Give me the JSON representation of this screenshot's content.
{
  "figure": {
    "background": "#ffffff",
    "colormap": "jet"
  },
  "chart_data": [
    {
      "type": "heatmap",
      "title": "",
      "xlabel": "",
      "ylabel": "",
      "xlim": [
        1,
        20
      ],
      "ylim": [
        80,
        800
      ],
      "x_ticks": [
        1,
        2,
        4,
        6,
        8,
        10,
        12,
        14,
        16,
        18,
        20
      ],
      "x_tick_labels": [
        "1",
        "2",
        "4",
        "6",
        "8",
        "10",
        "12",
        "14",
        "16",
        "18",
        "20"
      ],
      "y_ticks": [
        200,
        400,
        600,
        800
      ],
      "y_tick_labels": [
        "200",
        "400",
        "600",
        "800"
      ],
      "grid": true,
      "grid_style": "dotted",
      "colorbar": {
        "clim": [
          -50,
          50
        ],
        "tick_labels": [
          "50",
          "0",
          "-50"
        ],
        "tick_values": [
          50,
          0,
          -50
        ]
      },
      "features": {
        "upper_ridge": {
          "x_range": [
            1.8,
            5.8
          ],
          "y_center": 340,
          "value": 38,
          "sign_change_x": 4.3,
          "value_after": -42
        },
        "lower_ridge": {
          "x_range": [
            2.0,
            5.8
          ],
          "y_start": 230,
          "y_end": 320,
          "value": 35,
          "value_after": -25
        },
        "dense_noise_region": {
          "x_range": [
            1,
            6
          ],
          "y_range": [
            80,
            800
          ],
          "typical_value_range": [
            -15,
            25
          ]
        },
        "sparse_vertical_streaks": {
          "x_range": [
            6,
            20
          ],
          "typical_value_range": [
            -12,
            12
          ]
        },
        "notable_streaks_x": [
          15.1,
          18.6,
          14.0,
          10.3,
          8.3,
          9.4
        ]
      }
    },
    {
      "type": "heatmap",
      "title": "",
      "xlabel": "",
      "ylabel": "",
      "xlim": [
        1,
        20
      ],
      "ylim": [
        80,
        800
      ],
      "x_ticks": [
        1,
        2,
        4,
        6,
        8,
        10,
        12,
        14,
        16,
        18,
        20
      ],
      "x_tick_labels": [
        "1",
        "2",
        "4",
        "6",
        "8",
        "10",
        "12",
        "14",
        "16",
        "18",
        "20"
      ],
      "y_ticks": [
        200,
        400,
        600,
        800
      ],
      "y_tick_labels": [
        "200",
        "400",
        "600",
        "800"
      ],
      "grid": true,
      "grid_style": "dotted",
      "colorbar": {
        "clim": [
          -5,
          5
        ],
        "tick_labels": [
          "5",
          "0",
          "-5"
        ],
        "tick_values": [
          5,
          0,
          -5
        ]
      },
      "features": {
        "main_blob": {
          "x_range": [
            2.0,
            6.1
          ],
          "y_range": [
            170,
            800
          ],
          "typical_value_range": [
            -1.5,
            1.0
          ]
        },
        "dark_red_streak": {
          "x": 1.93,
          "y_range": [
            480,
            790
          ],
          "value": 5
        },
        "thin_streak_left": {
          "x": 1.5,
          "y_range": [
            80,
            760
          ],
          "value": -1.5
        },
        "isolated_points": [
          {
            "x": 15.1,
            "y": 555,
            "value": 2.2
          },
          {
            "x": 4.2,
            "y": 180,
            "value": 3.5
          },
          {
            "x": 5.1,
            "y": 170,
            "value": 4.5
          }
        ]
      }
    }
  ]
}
-------
* WORK REQUIRED *
Word for word, restate all of the data shown above.

* TASK ANSWER *
Give me the JSON representation of this screenshot's content.
{
  "figure": {
    "background": "#ffffff",
    "colormap": "jet"
  },
  "chart_data": [
    {
      "type": "heatmap",
      "title": "",
      "xlabel": "",
      "ylabel": "",
      "xlim": [
        1,
        20
      ],
      "ylim": [
        80,
        800
      ],
      "x_ticks": [
        1,
        2,
        4,
        6,
        8,
        10,
        12,
        14,
        16,
        18,
        20
      ],
      "x_tick_labels": [
        "1",
        "2",
        "4",
        "6",
        "8",
        "10",
        "12",
        "14",
        "16",
        "18",
        "20"
      ],
      "y_ticks": [
        200,
        400,
        600,
        800
      ],
      "y_tick_labels": [
        "200",
        "400",
        "600",
        "800"
      ],
      "grid": true,
      "grid_style": "dotted",
      "colorbar": {
        "clim": [
          -50,
          50
        ],
        "tick_labels": [
          "50",
          "0",
          "-50"
        ],
        "tick_values": [
          50,
          0,
          -50
        ]
      },
      "features": {
        "upper_ridge": {
          "x_range": [
            1.8,
            5.8
          ],
          "y_center": 340,
          "value": 38,
          "sign_change_x": 4.3,
          "value_after": -42
        },
        "lower_ridge": {
          "x_range": [
            2.0,
            5.8
          ],
          "y_start": 230,
          "y_end": 320,
          "value": 35,
          "value_after": -25
        },
        "dense_noise_region": {
          "x_range": [
            1,
            6
          ],
          "y_range": [
            80,
            800
          ],
          "typical_value_range": [
            -15,
            25
          ]
        },
        "sparse_vertical_streaks": {
          "x_range": [
            6,
            20
          ],
          "typical_value_range": [
            -12,
            12
          ]
        },
        "notable_streaks_x": [
          15.1,
          18.6,
          14.0,
          10.3,
          8.3,
          9.4
        ]
      }
    },
    {
      "type": "heatmap",
      "title": "",
      "xlabel": "",
      "ylabel": "",
      "xlim": [
        1,
        20
      ],
      "ylim": [
        80,
        800
      ],
      "x_ticks": [
        1,
        2,
        4,
        6,
        8,
        10,
        12,
        14,
        16,
        18,
        20
      ],
      "x_tick_labels": [
        "1",
        "2",
        "4",
        "6",
        "8",
        "10",
        "12",
        "14",
        "16",
        "18",
        "20"
      ],
      "y_ticks": [
        200,
        400,
        600,
        800
      ],
      "y_tick_labels": [
        "200",
        "400",
        "600",
        "800"
      ],
      "grid": true,
      "grid_style": "dotted",
      "colorbar": {
        "clim": [
          -5,
          5
        ],
        "tick_labels": [
          "5",
          "0",
          "-5"
        ],
        "tick_values": [
          5,
          0,
          -5
        ]
      },
      "features": {
        "main_blob": {
          "x_range": [
            2.0,
            6.1
          ],
          "y_range": [
            170,
            800
          ],
          "typical_value_range": [
            -1.5,
            1.0
          ]
        },
        "dark_red_streak": {
          "x": 1.93,
          "y_range": [
            480,
            790
          ],
          "value": 5
        },
        "thin_streak_left": {
          "x": 1.5,
          "y_range": [
            80,
            760
          ],
          "value": -1.5
        },
        "isolated_points": [
          {
            "x": 15.1,
            "y": 555,
            "value": 2.2
          },
          {
            "x": 4.2,
            "y": 180,
            "value": 3.5
          },
          {
            "x": 5.1,
            "y": 170,
            "value": 4.5
          }
        ]
      }
    }
  ]
}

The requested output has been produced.